• **THE EXERCISE**
Skip the pictures. Reproduce all other material exactly.

━━━ EXERCISE INPUTS

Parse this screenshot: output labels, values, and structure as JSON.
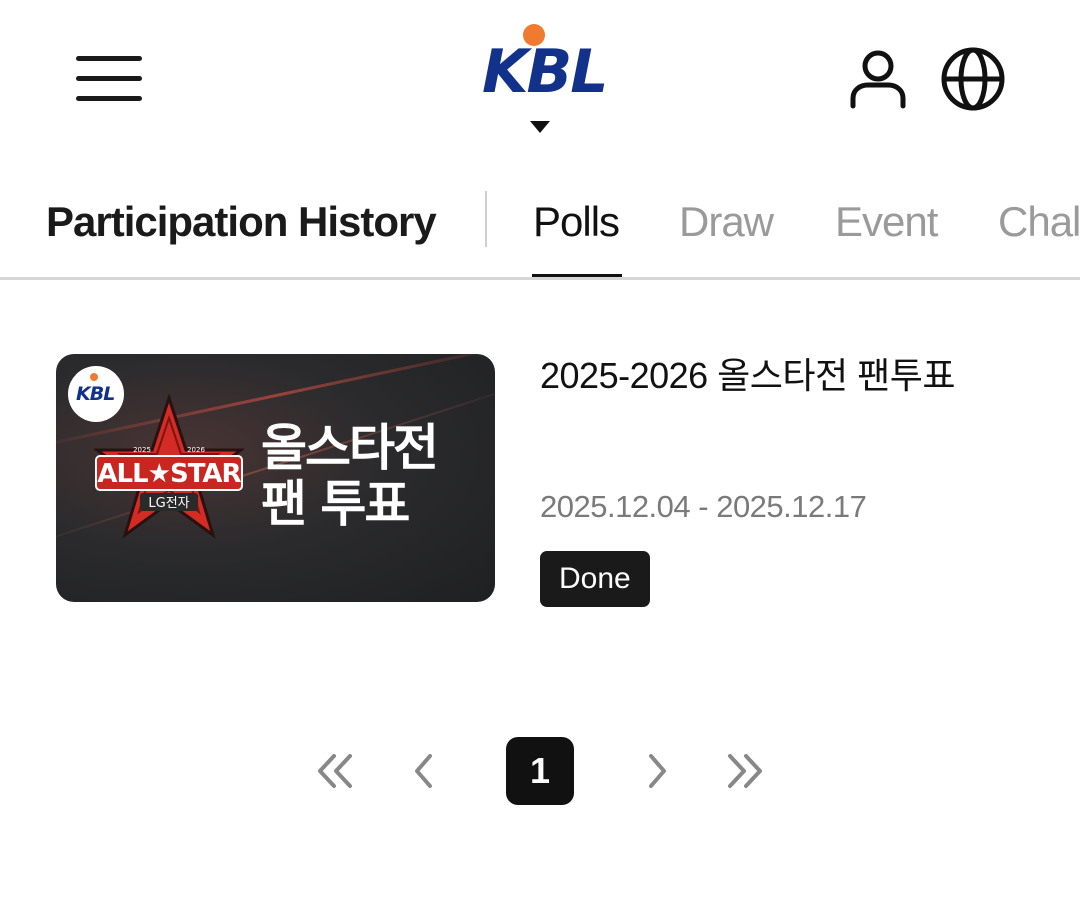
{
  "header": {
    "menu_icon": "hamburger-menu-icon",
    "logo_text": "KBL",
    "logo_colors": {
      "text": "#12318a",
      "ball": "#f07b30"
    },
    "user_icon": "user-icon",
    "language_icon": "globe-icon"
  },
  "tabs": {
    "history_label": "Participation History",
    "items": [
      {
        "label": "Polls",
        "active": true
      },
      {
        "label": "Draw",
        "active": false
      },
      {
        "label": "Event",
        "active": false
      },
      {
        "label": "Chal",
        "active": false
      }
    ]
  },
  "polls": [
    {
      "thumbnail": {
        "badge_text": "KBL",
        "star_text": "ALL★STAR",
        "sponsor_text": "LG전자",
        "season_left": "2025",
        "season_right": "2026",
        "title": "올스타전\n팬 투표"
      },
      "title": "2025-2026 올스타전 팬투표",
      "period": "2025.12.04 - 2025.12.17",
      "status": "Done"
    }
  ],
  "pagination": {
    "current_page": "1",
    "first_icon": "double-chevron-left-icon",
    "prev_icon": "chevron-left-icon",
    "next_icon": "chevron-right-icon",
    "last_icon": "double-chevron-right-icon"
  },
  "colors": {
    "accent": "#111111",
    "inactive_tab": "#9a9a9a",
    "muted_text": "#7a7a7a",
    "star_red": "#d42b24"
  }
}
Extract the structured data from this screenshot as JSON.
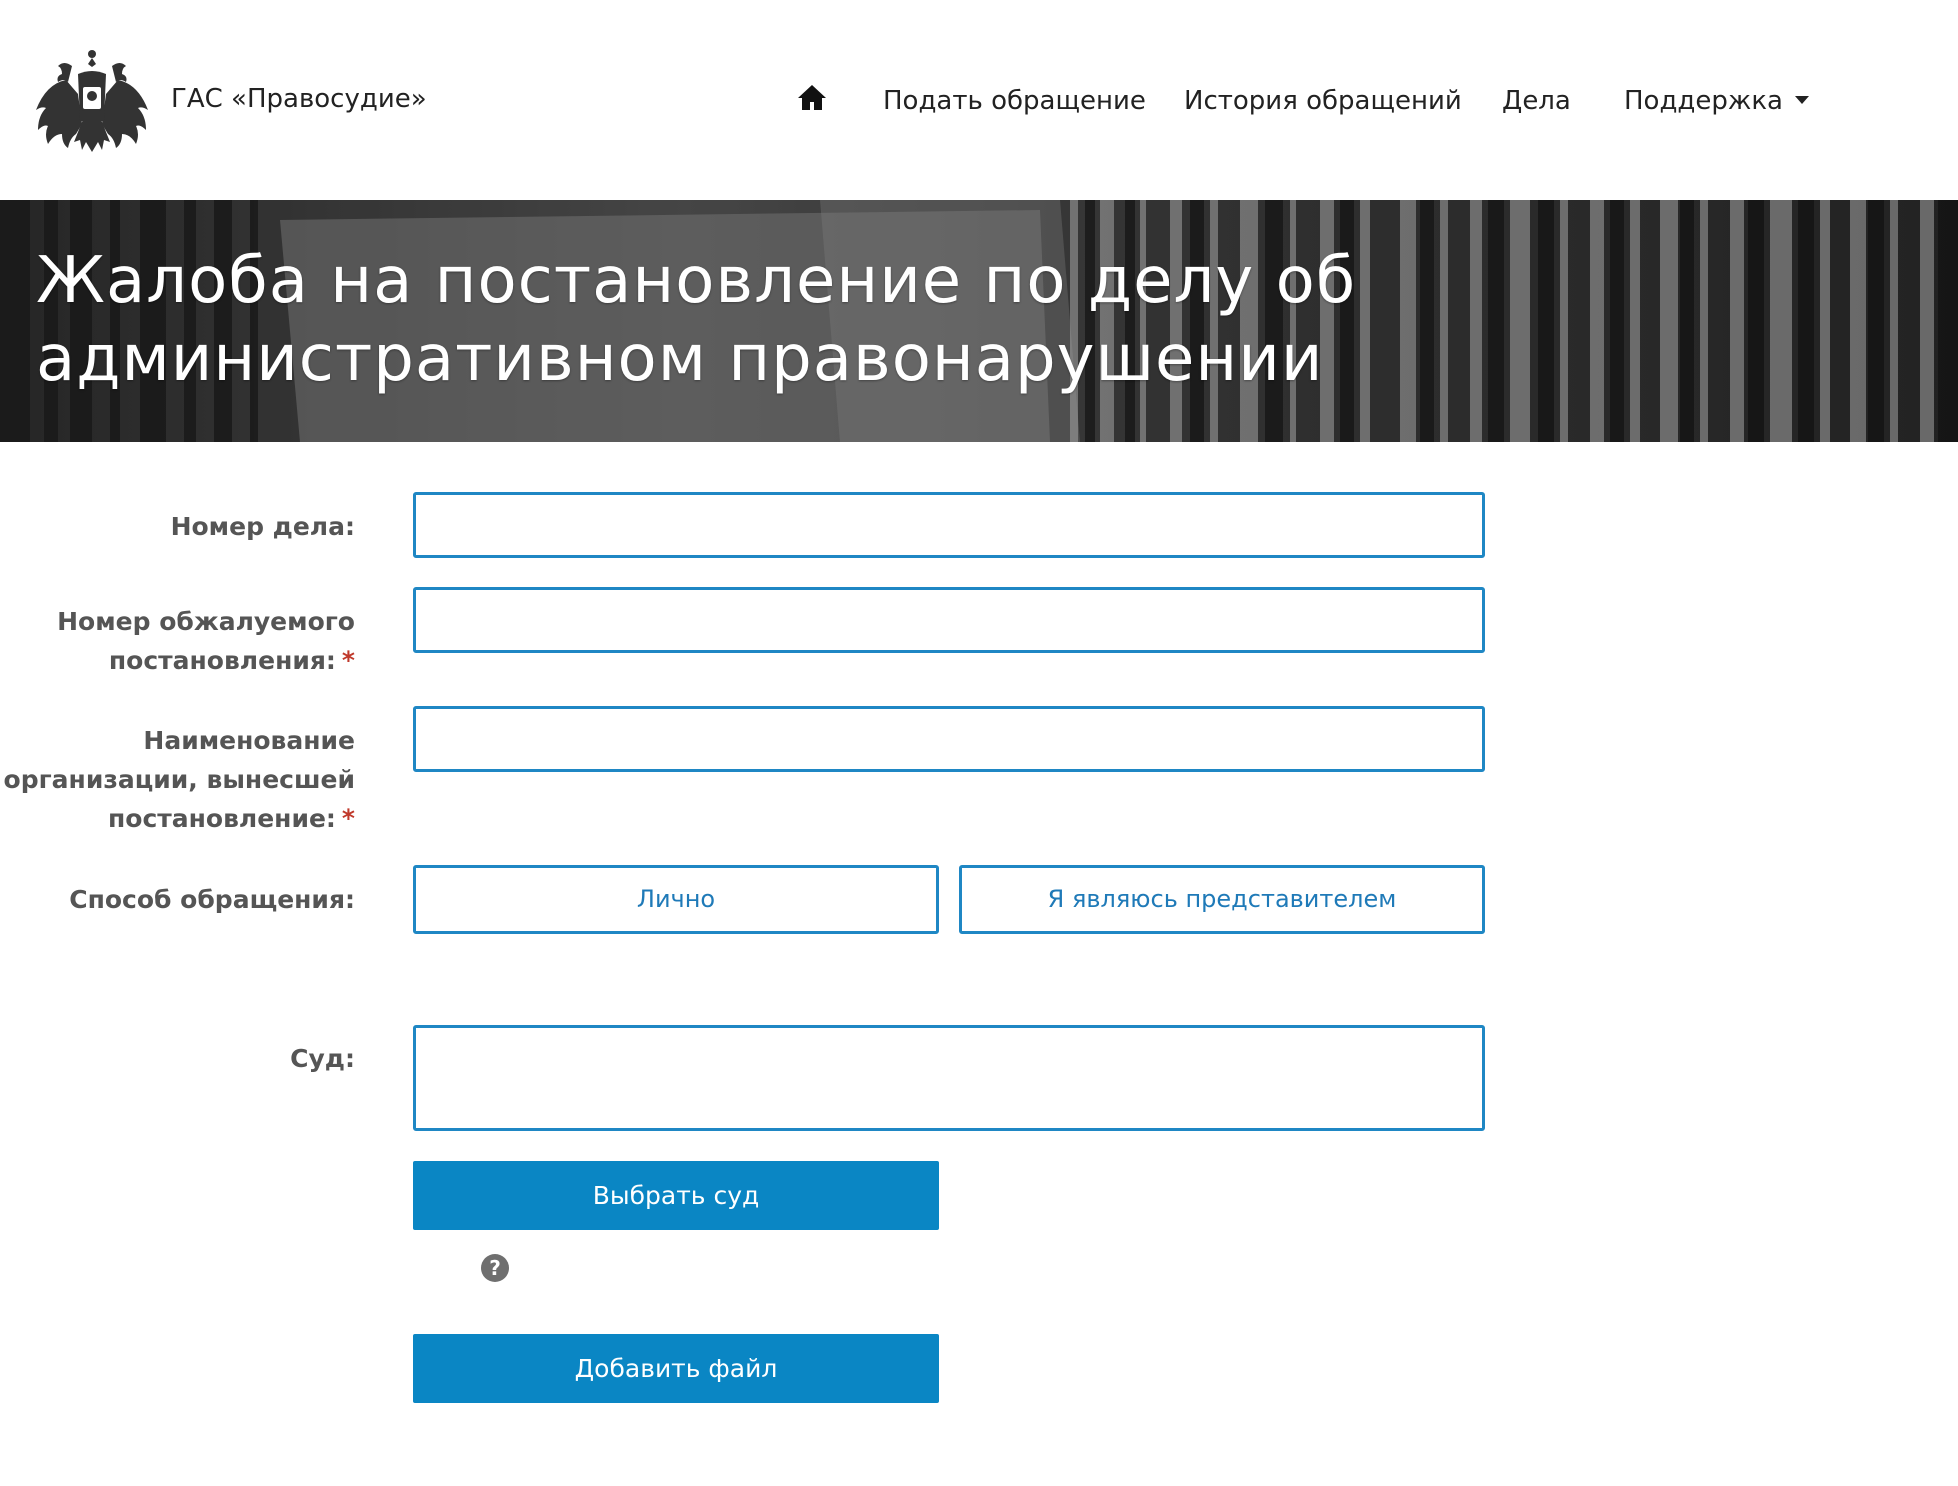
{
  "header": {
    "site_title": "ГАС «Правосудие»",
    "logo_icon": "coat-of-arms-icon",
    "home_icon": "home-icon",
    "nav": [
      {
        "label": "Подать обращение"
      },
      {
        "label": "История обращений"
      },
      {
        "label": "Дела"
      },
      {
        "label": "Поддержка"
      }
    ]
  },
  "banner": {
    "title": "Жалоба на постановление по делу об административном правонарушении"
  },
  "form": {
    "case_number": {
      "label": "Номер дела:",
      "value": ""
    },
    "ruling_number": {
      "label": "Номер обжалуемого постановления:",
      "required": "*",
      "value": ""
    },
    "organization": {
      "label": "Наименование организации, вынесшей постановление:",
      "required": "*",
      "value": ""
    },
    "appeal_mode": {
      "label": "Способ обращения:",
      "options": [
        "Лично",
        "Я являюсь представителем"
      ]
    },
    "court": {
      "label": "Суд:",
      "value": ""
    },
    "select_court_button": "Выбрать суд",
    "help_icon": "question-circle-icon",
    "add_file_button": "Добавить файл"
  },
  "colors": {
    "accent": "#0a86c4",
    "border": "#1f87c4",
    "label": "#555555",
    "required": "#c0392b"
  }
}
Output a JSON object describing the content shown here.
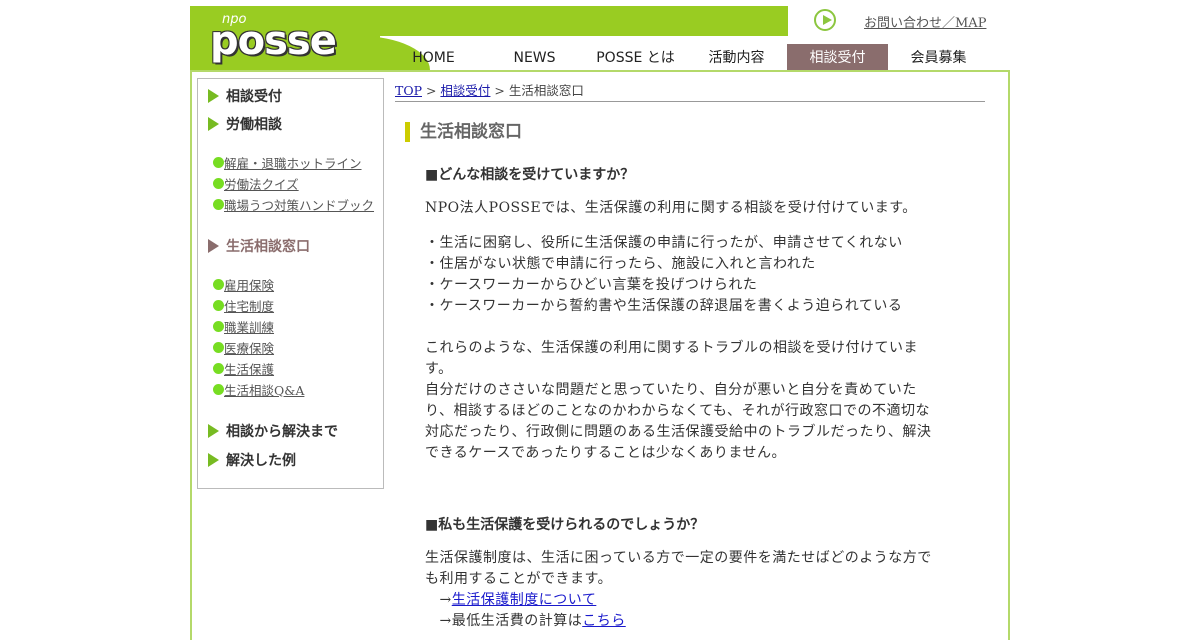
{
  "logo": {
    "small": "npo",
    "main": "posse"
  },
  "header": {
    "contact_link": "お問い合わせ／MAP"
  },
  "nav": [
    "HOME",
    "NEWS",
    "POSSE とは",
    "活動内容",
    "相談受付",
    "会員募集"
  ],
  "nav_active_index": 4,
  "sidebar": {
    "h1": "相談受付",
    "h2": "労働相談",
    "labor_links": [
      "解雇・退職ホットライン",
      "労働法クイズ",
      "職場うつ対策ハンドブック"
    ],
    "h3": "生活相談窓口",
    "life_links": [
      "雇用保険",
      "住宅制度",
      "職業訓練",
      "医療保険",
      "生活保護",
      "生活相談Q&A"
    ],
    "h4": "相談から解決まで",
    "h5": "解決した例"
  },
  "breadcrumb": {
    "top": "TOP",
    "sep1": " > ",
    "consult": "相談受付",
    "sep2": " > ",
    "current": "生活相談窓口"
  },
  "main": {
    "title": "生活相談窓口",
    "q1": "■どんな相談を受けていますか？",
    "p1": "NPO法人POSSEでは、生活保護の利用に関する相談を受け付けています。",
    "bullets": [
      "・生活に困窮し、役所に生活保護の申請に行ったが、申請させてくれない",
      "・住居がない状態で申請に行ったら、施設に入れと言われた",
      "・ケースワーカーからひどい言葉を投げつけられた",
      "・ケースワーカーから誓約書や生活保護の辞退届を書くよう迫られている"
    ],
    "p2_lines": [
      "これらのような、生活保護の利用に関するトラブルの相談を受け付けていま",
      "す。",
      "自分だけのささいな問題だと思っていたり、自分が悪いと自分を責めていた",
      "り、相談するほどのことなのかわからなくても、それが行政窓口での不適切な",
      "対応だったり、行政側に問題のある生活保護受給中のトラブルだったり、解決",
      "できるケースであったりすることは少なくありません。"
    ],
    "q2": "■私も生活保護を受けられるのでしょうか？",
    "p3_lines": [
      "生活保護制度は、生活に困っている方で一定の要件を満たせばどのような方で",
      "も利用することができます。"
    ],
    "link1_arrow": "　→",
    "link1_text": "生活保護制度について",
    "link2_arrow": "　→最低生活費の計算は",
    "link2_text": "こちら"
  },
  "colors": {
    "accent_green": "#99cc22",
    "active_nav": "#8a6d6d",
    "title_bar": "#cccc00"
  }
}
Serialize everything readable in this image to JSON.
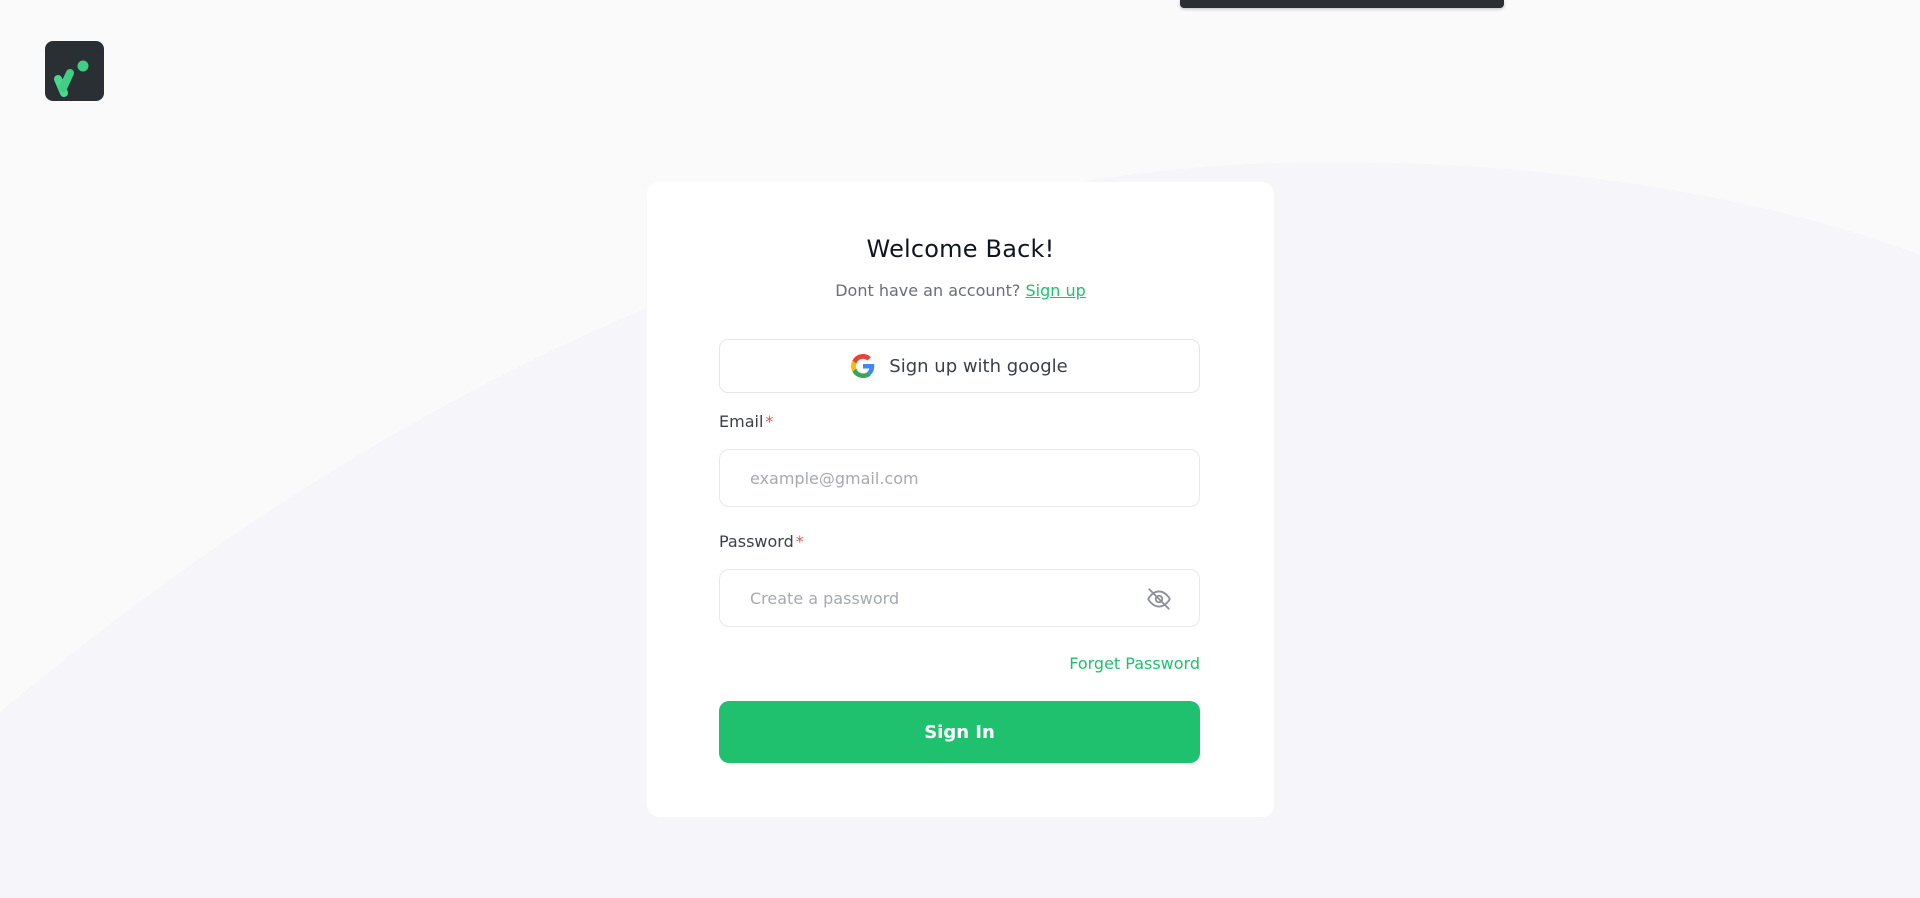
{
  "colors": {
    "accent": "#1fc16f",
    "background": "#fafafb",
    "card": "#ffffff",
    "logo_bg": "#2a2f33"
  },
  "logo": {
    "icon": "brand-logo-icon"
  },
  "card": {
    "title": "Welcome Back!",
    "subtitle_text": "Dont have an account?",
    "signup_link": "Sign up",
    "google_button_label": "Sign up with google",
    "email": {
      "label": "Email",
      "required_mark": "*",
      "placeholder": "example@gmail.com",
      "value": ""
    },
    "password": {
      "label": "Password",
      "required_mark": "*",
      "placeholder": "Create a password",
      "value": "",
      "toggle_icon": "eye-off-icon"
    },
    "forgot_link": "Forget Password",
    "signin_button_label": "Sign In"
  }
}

━━━━━━

• **SOLVED EXERCISE**
Parse this screenshot: output labels, values, and structure as JSON.
{
  "header": {
    "menu_icon": "hamburger-menu-icon",
    "logo_text": "KBL",
    "logo_colors": {
      "text": "#12318a",
      "ball": "#f07b30"
    },
    "user_icon": "user-icon",
    "language_icon": "globe-icon"
  },
  "tabs": {
    "history_label": "Participation History",
    "items": [
      {
        "label": "Polls",
        "active": true
      },
      {
        "label": "Draw",
        "active": false
      },
      {
        "label": "Event",
        "active": false
      },
      {
        "label": "Chal",
        "active": false
      }
    ]
  },
  "polls": [
    {
      "thumbnail": {
        "badge_text": "KBL",
        "star_text": "ALL★STAR",
        "sponsor_text": "LG전자",
        "season_left": "2025",
        "season_right": "2026",
        "title": "올스타전\n팬 투표"
      },
      "title": "2025-2026 올스타전 팬투표",
      "period": "2025.12.04 - 2025.12.17",
      "status": "Done"
    }
  ],
  "pagination": {
    "current_page": "1",
    "first_icon": "double-chevron-left-icon",
    "prev_icon": "chevron-left-icon",
    "next_icon": "chevron-right-icon",
    "last_icon": "double-chevron-right-icon"
  },
  "colors": {
    "accent": "#111111",
    "inactive_tab": "#9a9a9a",
    "muted_text": "#7a7a7a",
    "star_red": "#d42b24"
  }
}
Extract the structured data from this screenshot as JSON.
{
  "header": {
    "site_title": "ГАС «Правосудие»",
    "logo_icon": "coat-of-arms-icon",
    "home_icon": "home-icon",
    "nav": [
      {
        "label": "Подать обращение"
      },
      {
        "label": "История обращений"
      },
      {
        "label": "Дела"
      },
      {
        "label": "Поддержка"
      }
    ]
  },
  "banner": {
    "title": "Жалоба на постановление по делу об административном правонарушении"
  },
  "form": {
    "case_number": {
      "label": "Номер дела:",
      "value": ""
    },
    "ruling_number": {
      "label": "Номер обжалуемого постановления:",
      "required": "*",
      "value": ""
    },
    "organization": {
      "label": "Наименование организации, вынесшей постановление:",
      "required": "*",
      "value": ""
    },
    "appeal_mode": {
      "label": "Способ обращения:",
      "options": [
        "Лично",
        "Я являюсь представителем"
      ]
    },
    "court": {
      "label": "Суд:",
      "value": ""
    },
    "select_court_button": "Выбрать суд",
    "help_icon": "question-circle-icon",
    "add_file_button": "Добавить файл"
  },
  "colors": {
    "accent": "#0a86c4",
    "border": "#1f87c4",
    "label": "#555555",
    "required": "#c0392b"
  }
}
Output a JSON object describing the content shown here.
{
  "logo": {
    "small": "npo",
    "main": "posse"
  },
  "header": {
    "contact_link": "お問い合わせ／MAP"
  },
  "nav": [
    "HOME",
    "NEWS",
    "POSSE とは",
    "活動内容",
    "相談受付",
    "会員募集"
  ],
  "nav_active_index": 4,
  "sidebar": {
    "h1": "相談受付",
    "h2": "労働相談",
    "labor_links": [
      "解雇・退職ホットライン",
      "労働法クイズ",
      "職場うつ対策ハンドブック"
    ],
    "h3": "生活相談窓口",
    "life_links": [
      "雇用保険",
      "住宅制度",
      "職業訓練",
      "医療保険",
      "生活保護",
      "生活相談Q&A"
    ],
    "h4": "相談から解決まで",
    "h5": "解決した例"
  },
  "breadcrumb": {
    "top": "TOP",
    "sep1": " > ",
    "consult": "相談受付",
    "sep2": " > ",
    "current": "生活相談窓口"
  },
  "main": {
    "title": "生活相談窓口",
    "q1": "■どんな相談を受けていますか？",
    "p1": "NPO法人POSSEでは、生活保護の利用に関する相談を受け付けています。",
    "bullets": [
      "・生活に困窮し、役所に生活保護の申請に行ったが、申請させてくれない",
      "・住居がない状態で申請に行ったら、施設に入れと言われた",
      "・ケースワーカーからひどい言葉を投げつけられた",
      "・ケースワーカーから誓約書や生活保護の辞退届を書くよう迫られている"
    ],
    "p2_lines": [
      "これらのような、生活保護の利用に関するトラブルの相談を受け付けていま",
      "す。",
      "自分だけのささいな問題だと思っていたり、自分が悪いと自分を責めていた",
      "り、相談するほどのことなのかわからなくても、それが行政窓口での不適切な",
      "対応だったり、行政側に問題のある生活保護受給中のトラブルだったり、解決",
      "できるケースであったりすることは少なくありません。"
    ],
    "q2": "■私も生活保護を受けられるのでしょうか？",
    "p3_lines": [
      "生活保護制度は、生活に困っている方で一定の要件を満たせばどのような方で",
      "も利用することができます。"
    ],
    "link1_arrow": "　→",
    "link1_text": "生活保護制度について",
    "link2_arrow": "　→最低生活費の計算は",
    "link2_text": "こちら"
  },
  "colors": {
    "accent_green": "#99cc22",
    "active_nav": "#8a6d6d",
    "title_bar": "#cccc00"
  }
}
Serialize everything readable in this image to JSON.
{
  "colors": {
    "accent": "#1fc16f",
    "background": "#fafafb",
    "card": "#ffffff",
    "logo_bg": "#2a2f33"
  },
  "logo": {
    "icon": "brand-logo-icon"
  },
  "card": {
    "title": "Welcome Back!",
    "subtitle_text": "Dont have an account?",
    "signup_link": "Sign up",
    "google_button_label": "Sign up with google",
    "email": {
      "label": "Email",
      "required_mark": "*",
      "placeholder": "example@gmail.com",
      "value": ""
    },
    "password": {
      "label": "Password",
      "required_mark": "*",
      "placeholder": "Create a password",
      "value": "",
      "toggle_icon": "eye-off-icon"
    },
    "forgot_link": "Forget Password",
    "signin_button_label": "Sign In"
  }
}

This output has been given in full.